## Data for processing:
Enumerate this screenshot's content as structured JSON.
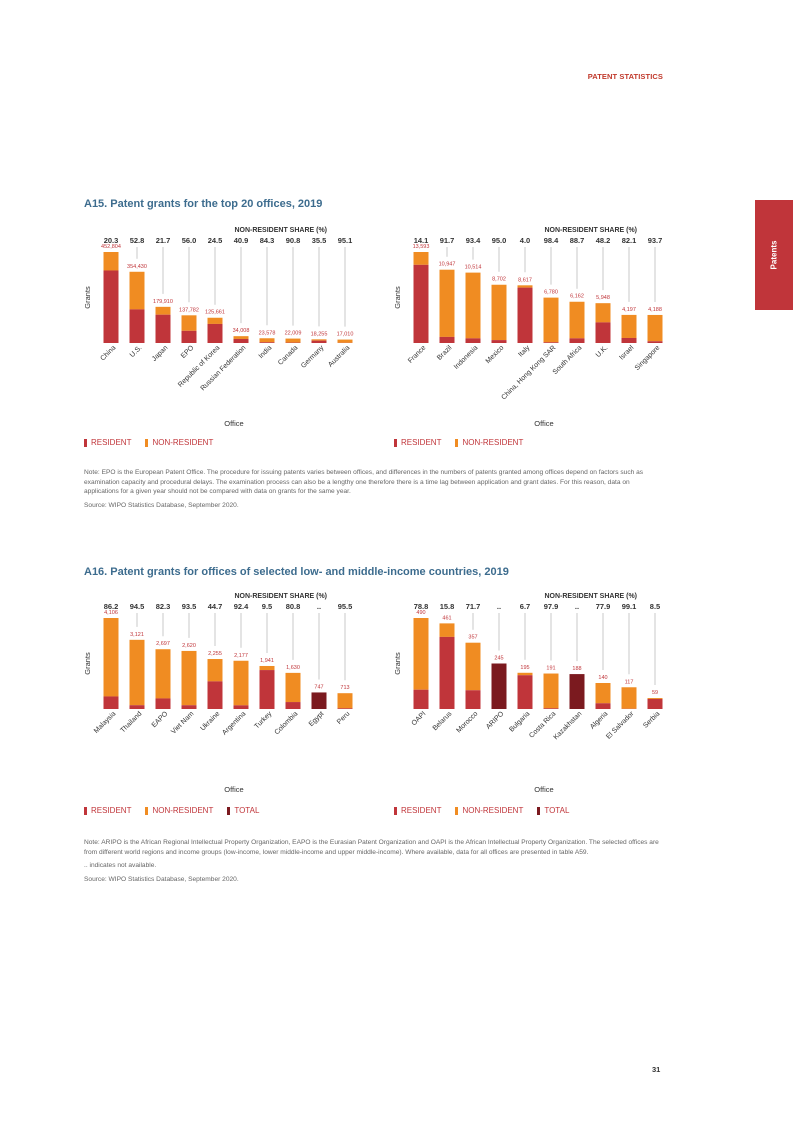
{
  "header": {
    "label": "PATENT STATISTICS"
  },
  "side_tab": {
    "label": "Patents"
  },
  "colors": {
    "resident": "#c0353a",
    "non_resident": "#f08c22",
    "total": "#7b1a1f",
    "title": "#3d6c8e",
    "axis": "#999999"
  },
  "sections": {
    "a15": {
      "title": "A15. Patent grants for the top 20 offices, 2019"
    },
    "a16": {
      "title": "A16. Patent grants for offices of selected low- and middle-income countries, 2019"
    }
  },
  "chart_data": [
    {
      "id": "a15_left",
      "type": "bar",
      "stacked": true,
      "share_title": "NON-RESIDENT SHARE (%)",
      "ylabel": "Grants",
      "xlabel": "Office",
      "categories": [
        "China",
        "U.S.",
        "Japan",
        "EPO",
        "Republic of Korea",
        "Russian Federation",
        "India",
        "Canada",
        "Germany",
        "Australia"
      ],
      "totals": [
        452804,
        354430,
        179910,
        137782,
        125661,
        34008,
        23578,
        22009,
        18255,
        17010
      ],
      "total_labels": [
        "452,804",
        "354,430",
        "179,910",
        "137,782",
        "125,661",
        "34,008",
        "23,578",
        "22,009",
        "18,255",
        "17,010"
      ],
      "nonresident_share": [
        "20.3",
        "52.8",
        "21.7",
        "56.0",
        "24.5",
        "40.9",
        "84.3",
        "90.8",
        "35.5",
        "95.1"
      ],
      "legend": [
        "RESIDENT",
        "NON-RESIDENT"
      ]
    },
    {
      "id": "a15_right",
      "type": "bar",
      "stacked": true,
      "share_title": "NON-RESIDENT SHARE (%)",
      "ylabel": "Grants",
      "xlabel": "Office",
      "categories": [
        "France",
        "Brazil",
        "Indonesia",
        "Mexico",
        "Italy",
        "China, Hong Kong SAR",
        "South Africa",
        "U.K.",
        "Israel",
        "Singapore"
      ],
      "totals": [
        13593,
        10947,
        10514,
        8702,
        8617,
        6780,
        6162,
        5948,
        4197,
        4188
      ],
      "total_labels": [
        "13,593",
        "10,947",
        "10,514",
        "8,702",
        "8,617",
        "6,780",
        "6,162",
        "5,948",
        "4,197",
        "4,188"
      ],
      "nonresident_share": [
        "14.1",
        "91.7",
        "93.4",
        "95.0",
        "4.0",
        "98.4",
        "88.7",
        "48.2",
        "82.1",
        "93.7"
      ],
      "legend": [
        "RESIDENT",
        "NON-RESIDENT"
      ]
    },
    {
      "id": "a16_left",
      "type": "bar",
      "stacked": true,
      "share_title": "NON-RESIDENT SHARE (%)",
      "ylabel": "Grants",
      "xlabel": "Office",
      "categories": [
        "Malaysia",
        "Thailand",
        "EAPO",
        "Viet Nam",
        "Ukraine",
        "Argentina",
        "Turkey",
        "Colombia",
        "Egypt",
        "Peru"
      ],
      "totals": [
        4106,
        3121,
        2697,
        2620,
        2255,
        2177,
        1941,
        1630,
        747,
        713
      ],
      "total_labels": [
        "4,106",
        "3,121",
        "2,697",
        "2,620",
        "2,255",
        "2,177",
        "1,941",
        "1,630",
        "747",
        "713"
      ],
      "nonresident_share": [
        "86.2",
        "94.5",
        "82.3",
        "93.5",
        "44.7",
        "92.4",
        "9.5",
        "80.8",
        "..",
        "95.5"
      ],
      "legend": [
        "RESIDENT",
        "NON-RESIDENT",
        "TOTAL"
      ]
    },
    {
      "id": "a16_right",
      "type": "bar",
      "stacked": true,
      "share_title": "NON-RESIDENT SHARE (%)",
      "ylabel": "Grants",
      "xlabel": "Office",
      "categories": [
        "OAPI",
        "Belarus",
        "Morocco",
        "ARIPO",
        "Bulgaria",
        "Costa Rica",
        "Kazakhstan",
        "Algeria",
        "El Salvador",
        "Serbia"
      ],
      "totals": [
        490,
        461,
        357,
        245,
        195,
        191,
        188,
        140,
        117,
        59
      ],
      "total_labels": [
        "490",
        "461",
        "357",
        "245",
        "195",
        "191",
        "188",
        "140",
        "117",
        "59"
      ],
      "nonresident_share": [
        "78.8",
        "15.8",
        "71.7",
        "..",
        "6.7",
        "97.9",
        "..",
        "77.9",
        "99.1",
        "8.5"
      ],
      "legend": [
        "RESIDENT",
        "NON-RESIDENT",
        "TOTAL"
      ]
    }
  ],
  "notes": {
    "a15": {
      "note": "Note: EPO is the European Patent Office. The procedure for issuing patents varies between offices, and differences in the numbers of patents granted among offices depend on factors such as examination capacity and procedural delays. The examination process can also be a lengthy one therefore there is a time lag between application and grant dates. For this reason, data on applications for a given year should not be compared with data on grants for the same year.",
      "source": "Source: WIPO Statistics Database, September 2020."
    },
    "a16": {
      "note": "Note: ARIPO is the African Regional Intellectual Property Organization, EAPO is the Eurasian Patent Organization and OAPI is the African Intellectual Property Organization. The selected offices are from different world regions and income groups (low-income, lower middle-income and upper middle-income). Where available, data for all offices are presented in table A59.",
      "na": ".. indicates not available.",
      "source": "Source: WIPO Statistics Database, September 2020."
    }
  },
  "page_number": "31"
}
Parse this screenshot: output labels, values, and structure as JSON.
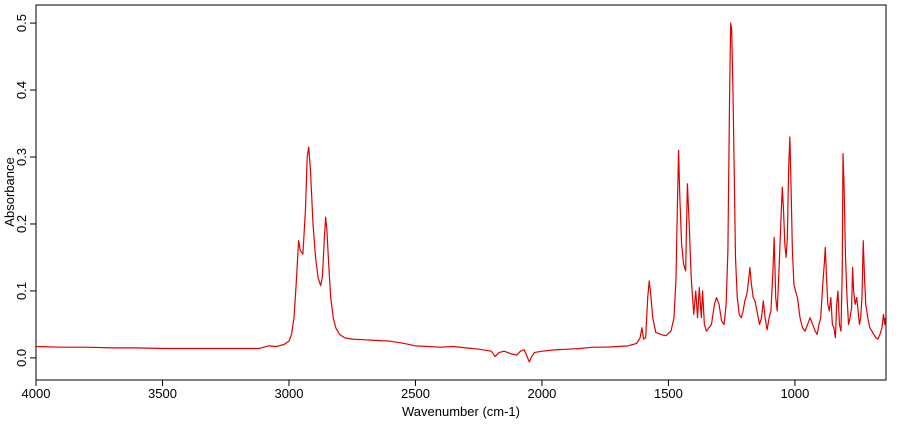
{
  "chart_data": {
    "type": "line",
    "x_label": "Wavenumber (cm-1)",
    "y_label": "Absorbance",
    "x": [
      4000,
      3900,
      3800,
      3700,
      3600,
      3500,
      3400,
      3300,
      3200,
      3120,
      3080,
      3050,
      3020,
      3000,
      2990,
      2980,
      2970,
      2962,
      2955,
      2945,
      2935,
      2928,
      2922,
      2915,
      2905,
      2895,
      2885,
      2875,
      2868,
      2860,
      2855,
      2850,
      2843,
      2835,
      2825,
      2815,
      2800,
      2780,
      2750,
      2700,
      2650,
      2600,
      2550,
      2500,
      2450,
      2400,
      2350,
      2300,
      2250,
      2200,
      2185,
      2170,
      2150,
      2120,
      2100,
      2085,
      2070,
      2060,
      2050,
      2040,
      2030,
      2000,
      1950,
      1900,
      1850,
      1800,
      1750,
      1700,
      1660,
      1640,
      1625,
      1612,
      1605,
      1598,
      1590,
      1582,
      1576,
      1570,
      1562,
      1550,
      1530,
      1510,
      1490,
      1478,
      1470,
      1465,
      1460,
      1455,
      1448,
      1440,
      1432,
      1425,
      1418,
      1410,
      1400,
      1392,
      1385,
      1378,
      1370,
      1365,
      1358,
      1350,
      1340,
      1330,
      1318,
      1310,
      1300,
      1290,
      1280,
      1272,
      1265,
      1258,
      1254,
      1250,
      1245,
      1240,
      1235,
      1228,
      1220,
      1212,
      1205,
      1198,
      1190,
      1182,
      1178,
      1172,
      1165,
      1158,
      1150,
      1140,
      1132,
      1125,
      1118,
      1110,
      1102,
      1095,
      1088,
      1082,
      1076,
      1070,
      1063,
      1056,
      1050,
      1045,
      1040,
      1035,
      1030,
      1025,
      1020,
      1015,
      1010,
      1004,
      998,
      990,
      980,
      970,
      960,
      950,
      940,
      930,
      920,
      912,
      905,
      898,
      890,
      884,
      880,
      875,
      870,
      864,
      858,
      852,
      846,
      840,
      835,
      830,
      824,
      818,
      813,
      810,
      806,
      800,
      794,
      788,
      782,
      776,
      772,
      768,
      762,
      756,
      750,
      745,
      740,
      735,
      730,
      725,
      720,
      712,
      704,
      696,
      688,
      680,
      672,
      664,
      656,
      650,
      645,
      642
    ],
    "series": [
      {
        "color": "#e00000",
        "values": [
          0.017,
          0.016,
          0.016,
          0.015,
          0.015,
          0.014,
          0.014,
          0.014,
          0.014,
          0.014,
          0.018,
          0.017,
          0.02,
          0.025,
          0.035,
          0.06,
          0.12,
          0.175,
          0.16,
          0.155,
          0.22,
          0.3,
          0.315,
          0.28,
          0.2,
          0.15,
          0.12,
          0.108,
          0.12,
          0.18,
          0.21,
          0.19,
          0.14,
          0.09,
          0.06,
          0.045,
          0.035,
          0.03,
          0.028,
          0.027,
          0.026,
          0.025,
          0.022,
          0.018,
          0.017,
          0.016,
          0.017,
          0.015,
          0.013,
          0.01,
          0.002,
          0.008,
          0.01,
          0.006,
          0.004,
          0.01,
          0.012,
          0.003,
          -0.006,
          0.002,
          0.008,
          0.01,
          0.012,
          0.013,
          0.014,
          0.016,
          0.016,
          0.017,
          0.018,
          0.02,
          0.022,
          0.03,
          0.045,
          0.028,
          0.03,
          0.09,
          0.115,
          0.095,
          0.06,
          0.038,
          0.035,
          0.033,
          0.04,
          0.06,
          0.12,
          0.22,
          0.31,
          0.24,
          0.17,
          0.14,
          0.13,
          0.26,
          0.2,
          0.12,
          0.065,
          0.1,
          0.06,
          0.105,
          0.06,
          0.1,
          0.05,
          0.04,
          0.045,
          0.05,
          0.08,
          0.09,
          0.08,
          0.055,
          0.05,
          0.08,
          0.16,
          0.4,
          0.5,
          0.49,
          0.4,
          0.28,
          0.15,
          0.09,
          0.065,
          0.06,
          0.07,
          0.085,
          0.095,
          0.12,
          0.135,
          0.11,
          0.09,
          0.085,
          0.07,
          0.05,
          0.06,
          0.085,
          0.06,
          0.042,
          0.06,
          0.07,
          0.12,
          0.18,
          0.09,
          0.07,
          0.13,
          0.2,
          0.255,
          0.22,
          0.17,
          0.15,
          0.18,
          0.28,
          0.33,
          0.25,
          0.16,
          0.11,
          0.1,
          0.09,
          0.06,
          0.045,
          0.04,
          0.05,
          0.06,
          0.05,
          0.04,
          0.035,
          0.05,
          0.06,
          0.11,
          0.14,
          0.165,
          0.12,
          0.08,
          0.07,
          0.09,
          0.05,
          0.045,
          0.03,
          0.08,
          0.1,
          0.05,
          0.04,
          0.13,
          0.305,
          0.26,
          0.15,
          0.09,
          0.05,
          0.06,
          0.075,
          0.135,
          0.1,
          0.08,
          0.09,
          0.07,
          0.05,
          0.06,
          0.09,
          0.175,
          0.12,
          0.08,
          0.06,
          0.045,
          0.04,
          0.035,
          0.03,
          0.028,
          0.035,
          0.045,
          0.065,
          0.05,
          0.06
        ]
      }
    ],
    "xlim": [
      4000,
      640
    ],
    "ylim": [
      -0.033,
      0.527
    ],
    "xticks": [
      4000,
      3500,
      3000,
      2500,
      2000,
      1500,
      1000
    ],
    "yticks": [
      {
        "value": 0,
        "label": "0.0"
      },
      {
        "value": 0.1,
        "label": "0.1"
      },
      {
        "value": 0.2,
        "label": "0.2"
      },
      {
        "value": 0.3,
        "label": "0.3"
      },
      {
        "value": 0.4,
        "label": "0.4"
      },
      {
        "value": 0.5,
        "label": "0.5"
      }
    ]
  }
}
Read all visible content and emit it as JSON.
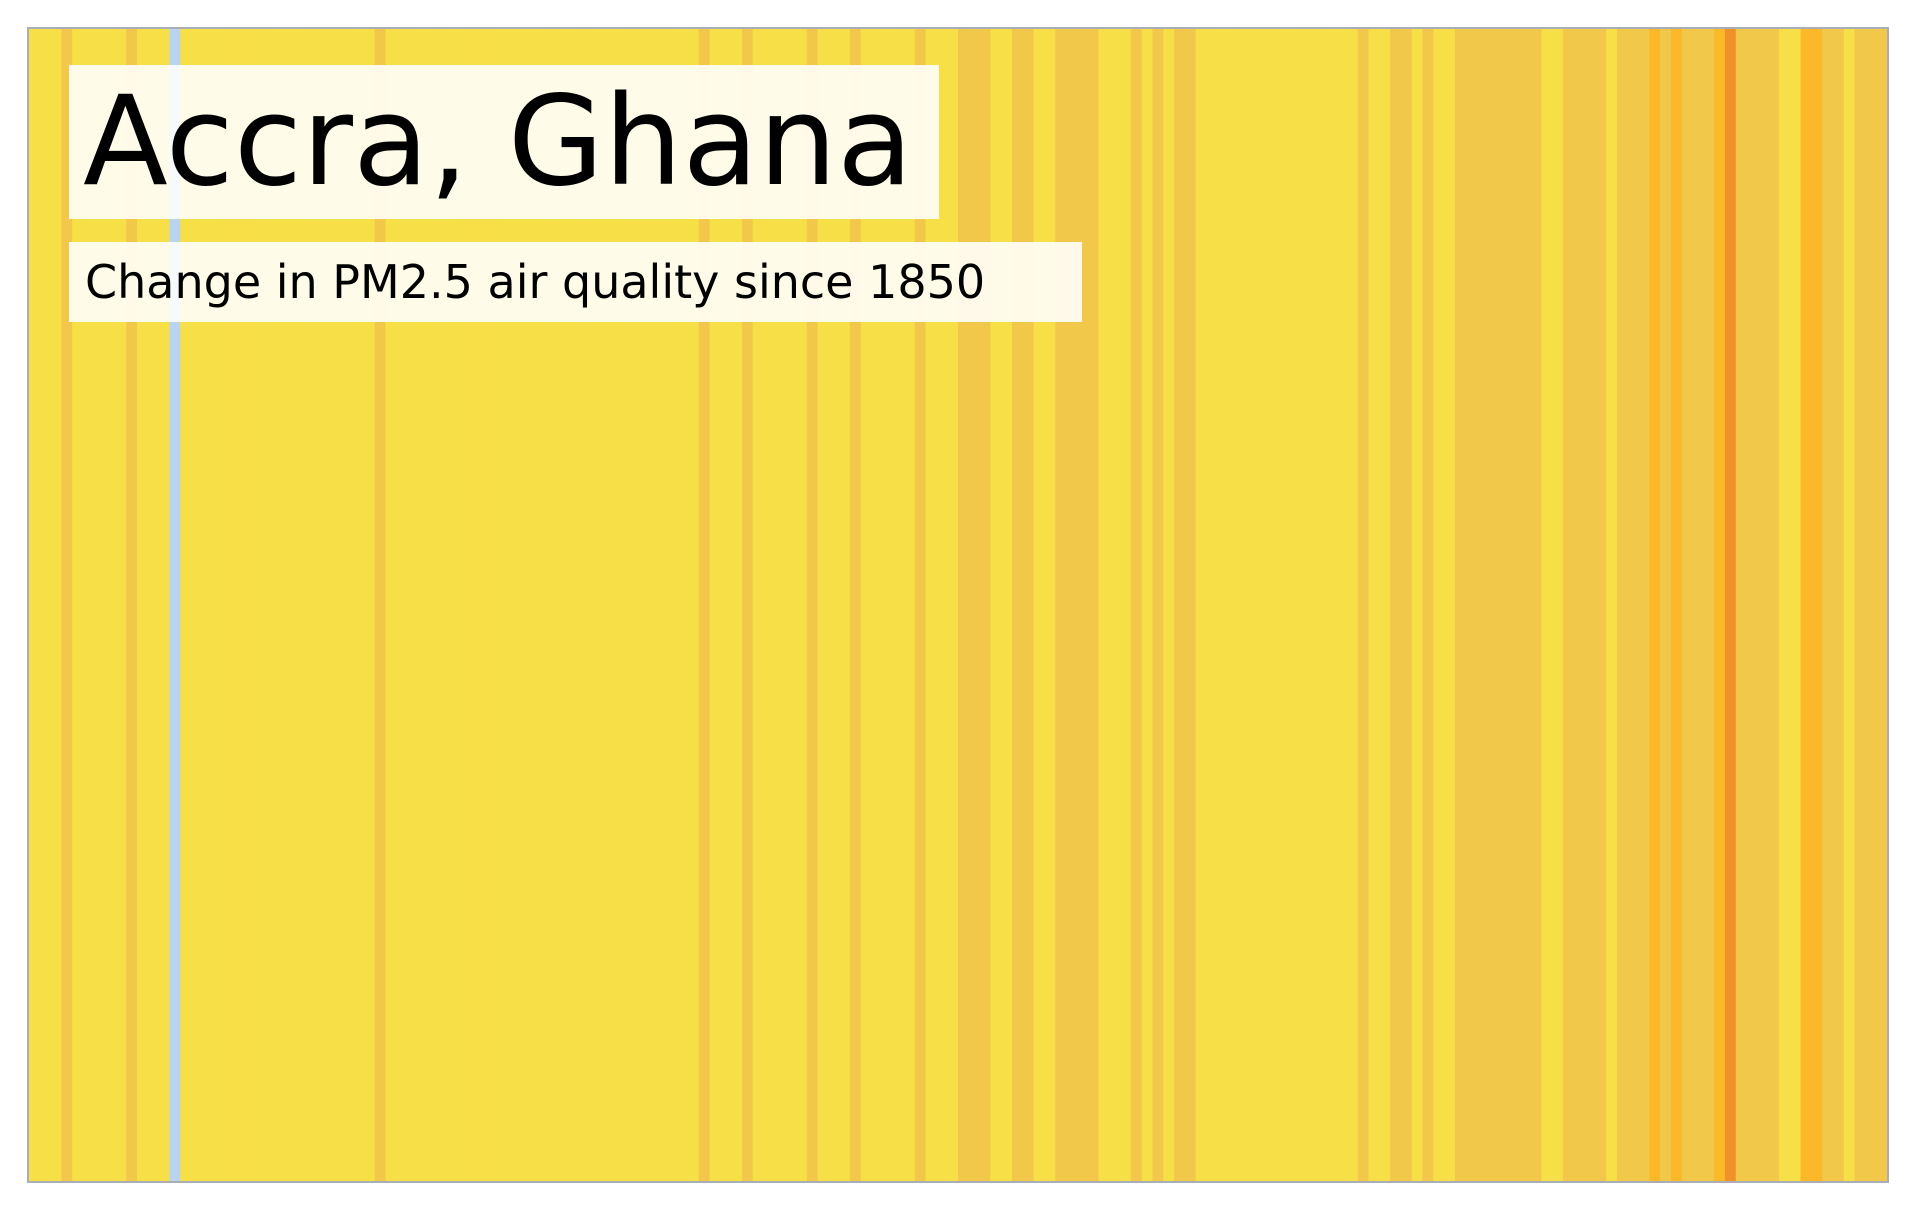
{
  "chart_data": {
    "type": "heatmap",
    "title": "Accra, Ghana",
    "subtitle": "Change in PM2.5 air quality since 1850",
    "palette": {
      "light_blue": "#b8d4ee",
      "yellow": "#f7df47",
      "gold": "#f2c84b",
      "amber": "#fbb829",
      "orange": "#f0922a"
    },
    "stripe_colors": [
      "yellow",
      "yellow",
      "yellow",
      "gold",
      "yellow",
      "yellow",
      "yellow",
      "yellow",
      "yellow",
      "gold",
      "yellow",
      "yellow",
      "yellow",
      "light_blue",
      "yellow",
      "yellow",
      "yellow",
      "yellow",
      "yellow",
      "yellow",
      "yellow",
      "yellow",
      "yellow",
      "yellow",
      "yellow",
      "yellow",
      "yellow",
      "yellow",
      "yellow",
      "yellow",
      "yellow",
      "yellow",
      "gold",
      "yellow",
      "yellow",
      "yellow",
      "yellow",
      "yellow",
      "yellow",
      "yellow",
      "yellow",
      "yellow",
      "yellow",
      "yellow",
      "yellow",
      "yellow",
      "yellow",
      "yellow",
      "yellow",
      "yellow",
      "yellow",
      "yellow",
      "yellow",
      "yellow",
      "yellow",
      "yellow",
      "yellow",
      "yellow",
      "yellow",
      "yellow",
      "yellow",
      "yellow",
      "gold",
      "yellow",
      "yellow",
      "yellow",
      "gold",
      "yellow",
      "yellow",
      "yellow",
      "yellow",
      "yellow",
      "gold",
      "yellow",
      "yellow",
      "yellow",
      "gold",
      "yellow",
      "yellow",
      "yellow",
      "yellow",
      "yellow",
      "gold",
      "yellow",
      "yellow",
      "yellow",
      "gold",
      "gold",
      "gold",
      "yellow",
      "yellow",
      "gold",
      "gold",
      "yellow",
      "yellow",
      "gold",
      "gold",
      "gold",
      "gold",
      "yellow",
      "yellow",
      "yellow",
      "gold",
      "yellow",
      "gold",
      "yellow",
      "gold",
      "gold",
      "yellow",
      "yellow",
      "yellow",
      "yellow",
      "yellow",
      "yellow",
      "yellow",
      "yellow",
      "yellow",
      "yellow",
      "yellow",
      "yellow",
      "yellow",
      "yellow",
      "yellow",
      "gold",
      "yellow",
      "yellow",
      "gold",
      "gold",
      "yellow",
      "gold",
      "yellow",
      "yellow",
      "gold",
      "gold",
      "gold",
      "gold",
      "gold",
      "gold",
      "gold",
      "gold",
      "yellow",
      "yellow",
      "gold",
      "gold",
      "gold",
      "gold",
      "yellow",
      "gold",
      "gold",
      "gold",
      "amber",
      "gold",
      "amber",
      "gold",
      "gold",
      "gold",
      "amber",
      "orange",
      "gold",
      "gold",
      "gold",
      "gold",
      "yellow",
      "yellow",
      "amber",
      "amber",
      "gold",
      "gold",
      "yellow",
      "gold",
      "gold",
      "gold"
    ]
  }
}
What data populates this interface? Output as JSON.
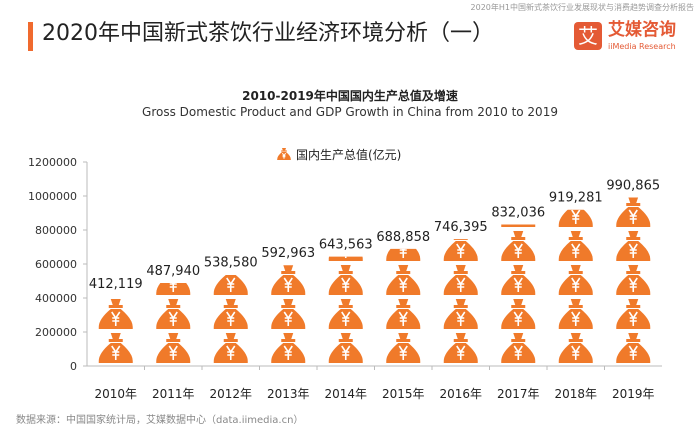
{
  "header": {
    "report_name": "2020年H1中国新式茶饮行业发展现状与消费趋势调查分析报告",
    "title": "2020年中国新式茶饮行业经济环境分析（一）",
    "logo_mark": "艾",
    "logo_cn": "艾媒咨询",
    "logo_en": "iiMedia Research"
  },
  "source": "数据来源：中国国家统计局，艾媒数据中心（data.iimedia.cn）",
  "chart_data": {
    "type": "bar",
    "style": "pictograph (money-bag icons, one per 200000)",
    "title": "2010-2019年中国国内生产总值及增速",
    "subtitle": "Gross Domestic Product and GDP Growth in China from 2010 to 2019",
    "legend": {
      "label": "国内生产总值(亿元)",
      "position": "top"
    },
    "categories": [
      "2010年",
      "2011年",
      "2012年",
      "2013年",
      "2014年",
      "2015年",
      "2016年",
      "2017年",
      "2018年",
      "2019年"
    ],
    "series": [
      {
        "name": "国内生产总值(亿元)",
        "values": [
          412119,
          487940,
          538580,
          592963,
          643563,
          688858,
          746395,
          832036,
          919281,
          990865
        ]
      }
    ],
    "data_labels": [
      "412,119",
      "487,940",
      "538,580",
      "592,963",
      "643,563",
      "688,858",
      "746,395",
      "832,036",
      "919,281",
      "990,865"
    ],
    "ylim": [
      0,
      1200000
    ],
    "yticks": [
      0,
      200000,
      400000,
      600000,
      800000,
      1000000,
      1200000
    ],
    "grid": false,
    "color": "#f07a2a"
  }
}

## Required task:
Select the lines that carry the string "offices" and copy them.

## Exercise answer:
      "title": "A15. Patent grants for the top 20 offices, 2019"
      "title": "A16. Patent grants for offices of selected low- and middle-income countries, 2019"
      "note": "Note: EPO is the European Patent Office. The procedure for issuing patents varies between offices, and differences in the numbers of patents granted among offices depend on factors such as examination capacity and procedural delays. The examination process can also be a lengthy one therefore there is a time lag between application and grant dates. For this reason, data on applications for a given year should not be compared with data on grants for the same year.",
      "note": "Note: ARIPO is the African Regional Intellectual Property Organization, EAPO is the Eurasian Patent Organization and OAPI is the African Intellectual Property Organization. The selected offices are from different world regions and income groups (low-income, lower middle-income and upper middle-income). Where available, data for all offices are presented in table A59.",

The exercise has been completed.